# Problem statement:
Extract each line containing the string "Slot".

# Given records:
▬▬▬▬▬▬▬▬▬▬

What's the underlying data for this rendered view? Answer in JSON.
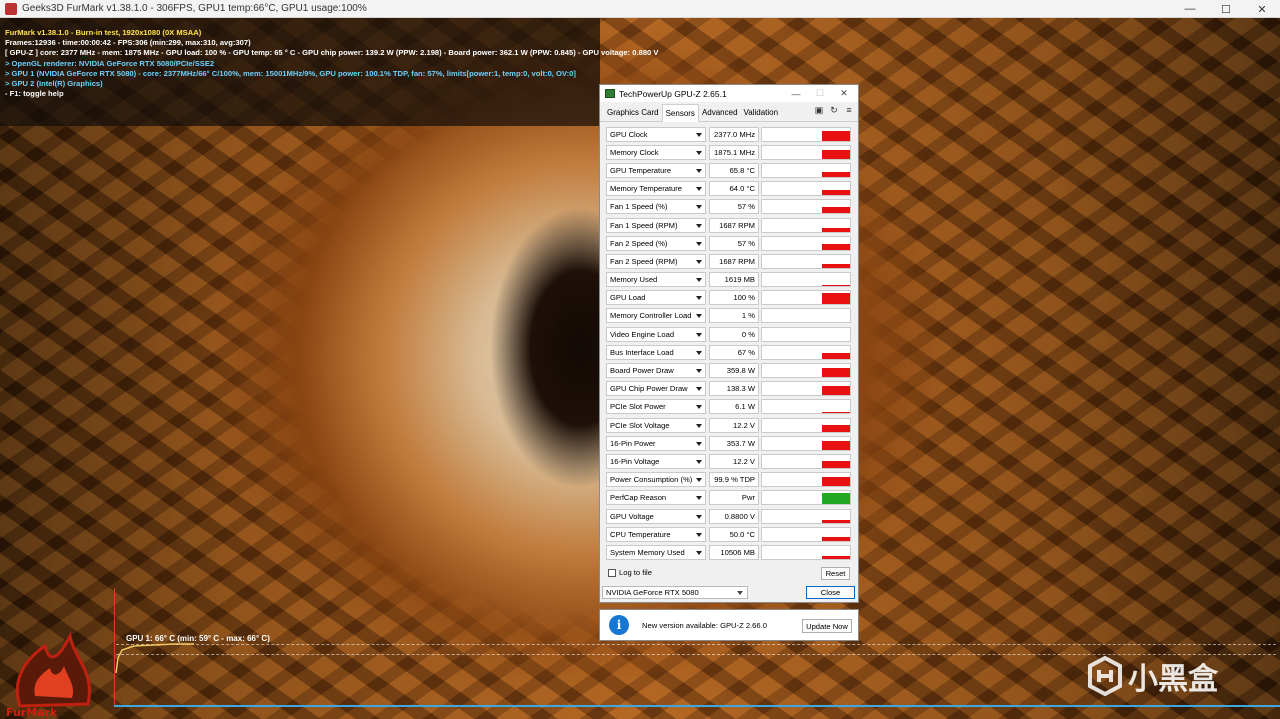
{
  "window": {
    "title": "Geeks3D FurMark v1.38.1.0 - 306FPS, GPU1 temp:66°C, GPU1 usage:100%",
    "minimize": "—",
    "maximize": "☐",
    "close": "✕"
  },
  "hud": {
    "line1": "FurMark v1.38.1.0 - Burn-in test, 1920x1080 (0X MSAA)",
    "line2": "Frames:12936 - time:00:00:42 - FPS:306 (min:299, max:310, avg:307)",
    "line3": "[ GPU-Z ] core: 2377 MHz - mem: 1875 MHz - GPU load: 100 % - GPU temp: 65 ° C - GPU chip power: 139.2 W (PPW: 2.198) - Board power: 362.1 W (PPW: 0.845) - GPU voltage: 0.880 V",
    "line4": "> OpenGL renderer: NVIDIA GeForce RTX 5080/PCIe/SSE2",
    "line5": "> GPU 1 (NVIDIA GeForce RTX 5080) - core: 2377MHz/66° C/100%, mem: 15001MHz/9%, GPU power: 100.1% TDP, fan: 57%, limits[power:1, temp:0, volt:0, OV:0]",
    "line6": "> GPU 2 (Intel(R) Graphics)",
    "line7": "- F1: toggle help"
  },
  "temp_graph": {
    "label": "GPU 1: 66° C (min: 59° C - max: 66° C)"
  },
  "gpuz": {
    "title": "TechPowerUp GPU-Z 2.65.1",
    "tabs": [
      "Graphics Card",
      "Sensors",
      "Advanced",
      "Validation"
    ],
    "active_tab": "Sensors",
    "tab_icons": [
      "camera-icon",
      "refresh-icon",
      "menu-icon"
    ],
    "sensors": [
      {
        "name": "GPU Clock",
        "value": "2377.0 MHz",
        "level": 0.95,
        "color": "#e81010"
      },
      {
        "name": "Memory Clock",
        "value": "1875.1 MHz",
        "level": 0.8,
        "color": "#e81010"
      },
      {
        "name": "GPU Temperature",
        "value": "65.8 °C",
        "level": 0.45,
        "color": "#e81010"
      },
      {
        "name": "Memory Temperature",
        "value": "64.0 °C",
        "level": 0.45,
        "color": "#e81010"
      },
      {
        "name": "Fan 1 Speed (%)",
        "value": "57 %",
        "level": 0.55,
        "color": "#e81010"
      },
      {
        "name": "Fan 1 Speed (RPM)",
        "value": "1687 RPM",
        "level": 0.4,
        "color": "#e81010"
      },
      {
        "name": "Fan 2 Speed (%)",
        "value": "57 %",
        "level": 0.55,
        "color": "#e81010"
      },
      {
        "name": "Fan 2 Speed (RPM)",
        "value": "1687 RPM",
        "level": 0.4,
        "color": "#e81010"
      },
      {
        "name": "Memory Used",
        "value": "1619 MB",
        "level": 0.1,
        "color": "#e81010"
      },
      {
        "name": "GPU Load",
        "value": "100 %",
        "level": 1.0,
        "color": "#e81010"
      },
      {
        "name": "Memory Controller Load",
        "value": "1 %",
        "level": 0.0,
        "color": "#e81010"
      },
      {
        "name": "Video Engine Load",
        "value": "0 %",
        "level": 0.0,
        "color": "#e81010"
      },
      {
        "name": "Bus Interface Load",
        "value": "67 %",
        "level": 0.55,
        "color": "#e81010"
      },
      {
        "name": "Board Power Draw",
        "value": "359.8 W",
        "level": 0.85,
        "color": "#e81010"
      },
      {
        "name": "GPU Chip Power Draw",
        "value": "138.3 W",
        "level": 0.85,
        "color": "#e81010"
      },
      {
        "name": "PCIe Slot Power",
        "value": "6.1 W",
        "level": 0.08,
        "color": "#e81010"
      },
      {
        "name": "PCIe Slot Voltage",
        "value": "12.2 V",
        "level": 0.6,
        "color": "#e81010"
      },
      {
        "name": "16-Pin Power",
        "value": "353.7 W",
        "level": 0.8,
        "color": "#e81010"
      },
      {
        "name": "16-Pin Voltage",
        "value": "12.2 V",
        "level": 0.6,
        "color": "#e81010"
      },
      {
        "name": "Power Consumption (%)",
        "value": "99.9 % TDP",
        "level": 0.85,
        "color": "#e81010"
      },
      {
        "name": "PerfCap Reason",
        "value": "Pwr",
        "level": 1.0,
        "color": "#22a822"
      },
      {
        "name": "GPU Voltage",
        "value": "0.8800 V",
        "level": 0.3,
        "color": "#e81010"
      },
      {
        "name": "CPU Temperature",
        "value": "50.0 °C",
        "level": 0.4,
        "color": "#e81010"
      },
      {
        "name": "System Memory Used",
        "value": "10506 MB",
        "level": 0.3,
        "color": "#e81010"
      }
    ],
    "log_to_file": "Log to file",
    "reset": "Reset",
    "gpu_select": "NVIDIA GeForce RTX 5080",
    "close": "Close"
  },
  "update_banner": {
    "icon": "i",
    "message": "New version available: GPU-Z 2.66.0",
    "button": "Update Now"
  },
  "watermark": {
    "text": "小黑盒"
  },
  "fm_logo": {
    "text": "FurMark"
  }
}
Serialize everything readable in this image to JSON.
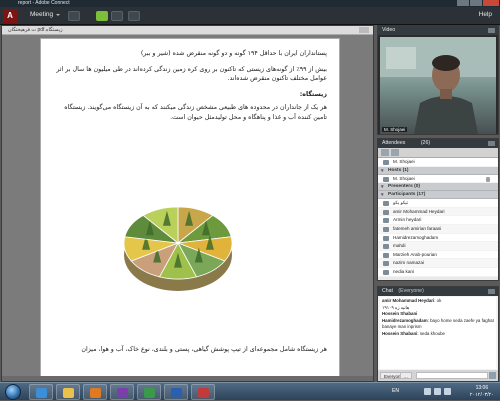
{
  "window": {
    "title": "report - Adobe Connect"
  },
  "menubar": {
    "meeting": "Meeting",
    "help": "Help"
  },
  "share": {
    "file_name": "ت فرهیختگان pdf.زیستگاه",
    "paragraphs": [
      "پستانداران ایران با حداقل ۱۹۴ گونه و دو گونه منقرض شده (شیر و ببر)",
      "بیش از ۹۹٪ از گونه‌های زیستی که تاکنون بر روی کره زمین زندگی کرده‌اند در طی میلیون ها سال بر اثر عوامل مختلف تاکنون منقرض شده‌اند.",
      "زیستگاه:",
      "هر یک از جانداران در محدوده های طبیعی مشخص زندگی میکنند که به آن زیستگاه می‌گویند. زیستگاه تامین کننده آب و غذا و پناهگاه و محل تولیدمثل حیوان است.",
      "هر زیستگاه شامل مجموعه‌ای از تیپ پوشش گیاهی، پستی و بلندی، نوع خاک، آب و هوا، میزان"
    ]
  },
  "video": {
    "title": "Video",
    "name": "M. Shojaei"
  },
  "attendees": {
    "title": "Attendees",
    "count": "(26)",
    "me": "M. Shojaei",
    "groups": [
      {
        "label": "Hosts (1)",
        "members": [
          "M. Shojaei"
        ]
      },
      {
        "label": "Presenters (0)",
        "members": []
      },
      {
        "label": "Participants (17)",
        "members": [
          "تیکو یکو",
          "amir Mohammad Heydari",
          "Armin heydari",
          "fatemeh amirian faraani",
          "Hamidrezamoghadam",
          "mahdi",
          "Marzieh Arab-pourian",
          "nazim namazai",
          "nedia kani"
        ]
      }
    ]
  },
  "chat": {
    "title": "Chat",
    "scope": "(Everyone)",
    "messages": [
      {
        "who": "amir Mohammad Heydari",
        "text": "ok"
      },
      {
        "who": "",
        "text": "۱۹۱۰۹ هانیه زه"
      },
      {
        "who": "Hossein Shabani",
        "text": ""
      },
      {
        "who": "Hamidrezamoghadam",
        "text": "bayo home seda zaefe ya faghat banaye man inprism"
      },
      {
        "who": "Hossein Shabani",
        "text": "seda khoube"
      }
    ],
    "tab_label": "Everyone",
    "tab2_label": "..."
  },
  "taskbar": {
    "lang": "EN",
    "time": "13:06",
    "date": "۲۰۱۲/۰۳/۲۰"
  },
  "chart_data": {
    "type": "pie",
    "title": "",
    "colors": [
      "#c7a74a",
      "#6c9a3c",
      "#e2b33a",
      "#7aa858",
      "#9fc04a",
      "#c9a07a",
      "#e4c74a",
      "#5f8b3d",
      "#b9d05a"
    ],
    "values": [
      1,
      1,
      1,
      1,
      1,
      1,
      1,
      1,
      1
    ]
  }
}
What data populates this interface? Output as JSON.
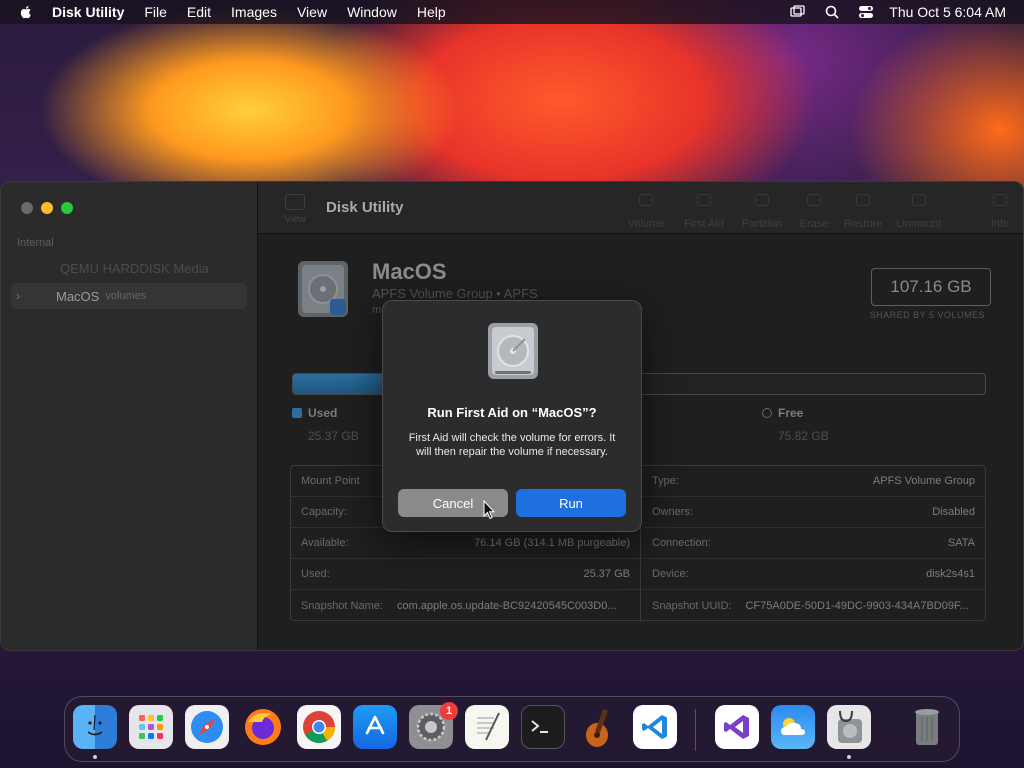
{
  "menubar": {
    "app_name": "Disk Utility",
    "items": [
      "File",
      "Edit",
      "Images",
      "View",
      "Window",
      "Help"
    ],
    "clock": "Thu Oct 5  6:04 AM"
  },
  "window": {
    "title": "Disk Utility",
    "view_label": "View",
    "toolbar": [
      "Volume",
      "First Aid",
      "Partition",
      "Erase",
      "Restore",
      "Unmount",
      "Info"
    ],
    "sidebar": {
      "section": "Internal",
      "items": [
        {
          "label": "QEMU HARDDISK Media",
          "sub": ""
        },
        {
          "label": "MacOS",
          "sub": "volumes"
        }
      ]
    },
    "volume": {
      "name": "MacOS",
      "subtitle": "APFS Volume Group • APFS",
      "subtitle2": "m",
      "size": "107.16 GB",
      "size_caption": "SHARED BY 5 VOLUMES",
      "used_label": "Used",
      "used_value": "25.37 GB",
      "free_label": "Free",
      "free_value": "75.82 GB",
      "used_fraction": 0.237
    },
    "info_left": [
      {
        "key": "Mount Point",
        "value": "/"
      },
      {
        "key": "Capacity:",
        "value": ""
      },
      {
        "key": "Available:",
        "value": "76.14 GB (314.1 MB purgeable)"
      },
      {
        "key": "Used:",
        "value": "25.37 GB"
      },
      {
        "key": "Snapshot Name:",
        "value": "com.apple.os.update-BC92420545C003D0..."
      }
    ],
    "info_right": [
      {
        "key": "Type:",
        "value": "APFS Volume Group"
      },
      {
        "key": "Owners:",
        "value": "Disabled"
      },
      {
        "key": "Connection:",
        "value": "SATA"
      },
      {
        "key": "Device:",
        "value": "disk2s4s1"
      },
      {
        "key": "Snapshot UUID:",
        "value": "CF75A0DE-50D1-49DC-9903-434A7BD09F..."
      }
    ]
  },
  "dialog": {
    "title": "Run First Aid on “MacOS”?",
    "message": "First Aid will check the volume for errors. It will then repair the volume if necessary.",
    "cancel": "Cancel",
    "run": "Run"
  },
  "dock": {
    "apps": [
      "finder-icon",
      "launchpad-icon",
      "safari-icon",
      "firefox-icon",
      "chrome-icon",
      "app-store-icon",
      "system-settings-icon",
      "textedit-icon",
      "terminal-icon",
      "garageband-icon",
      "vscode-icon",
      "visual-studio-icon",
      "weather-icon",
      "disk-utility-icon",
      "trash-icon"
    ],
    "settings_badge": "1"
  },
  "colors": {
    "accent": "#1e6fe0",
    "used": "#2c6e9b",
    "window_bg": "#1e1e1e"
  }
}
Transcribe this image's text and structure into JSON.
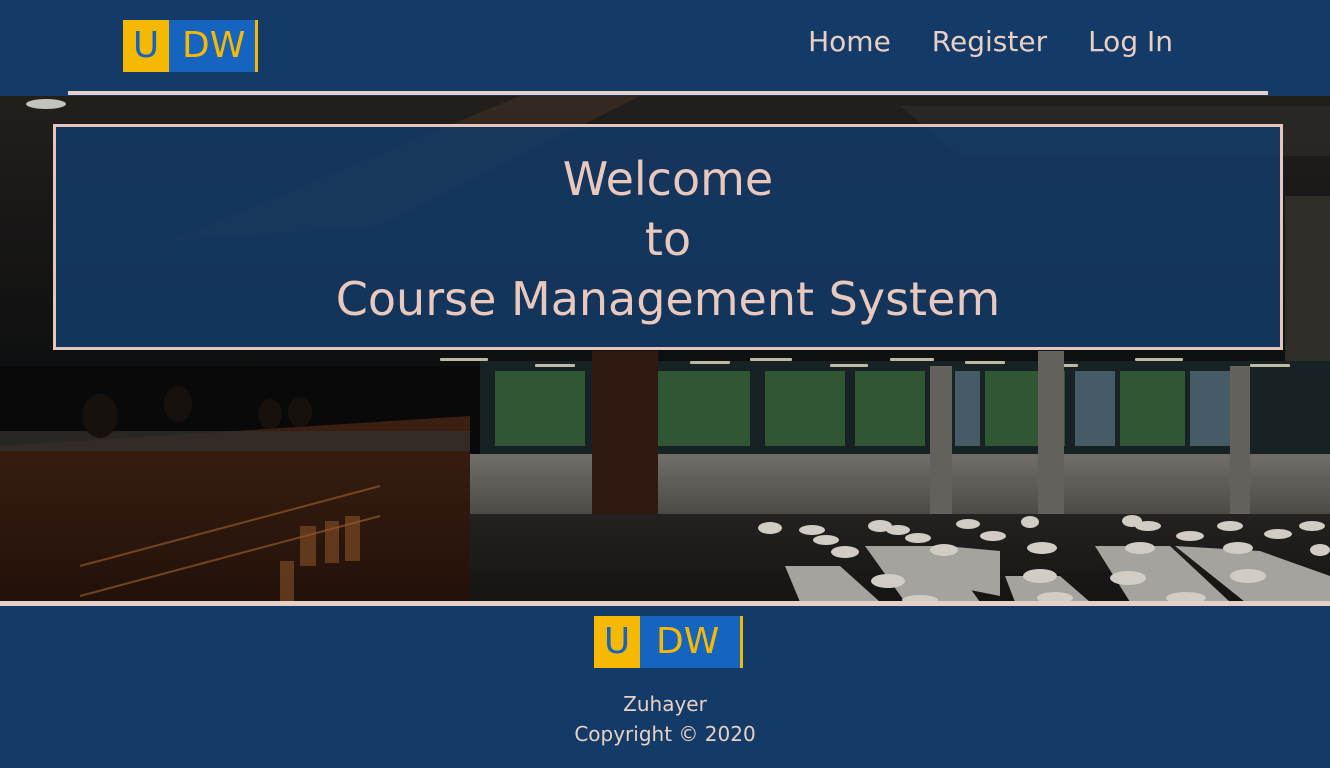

▬▬▬▬▬▬▬▬▬▬

# Solution for this problem:
        "name": "PCIe Slot Power",
        "name": "PCIe Slot Voltage",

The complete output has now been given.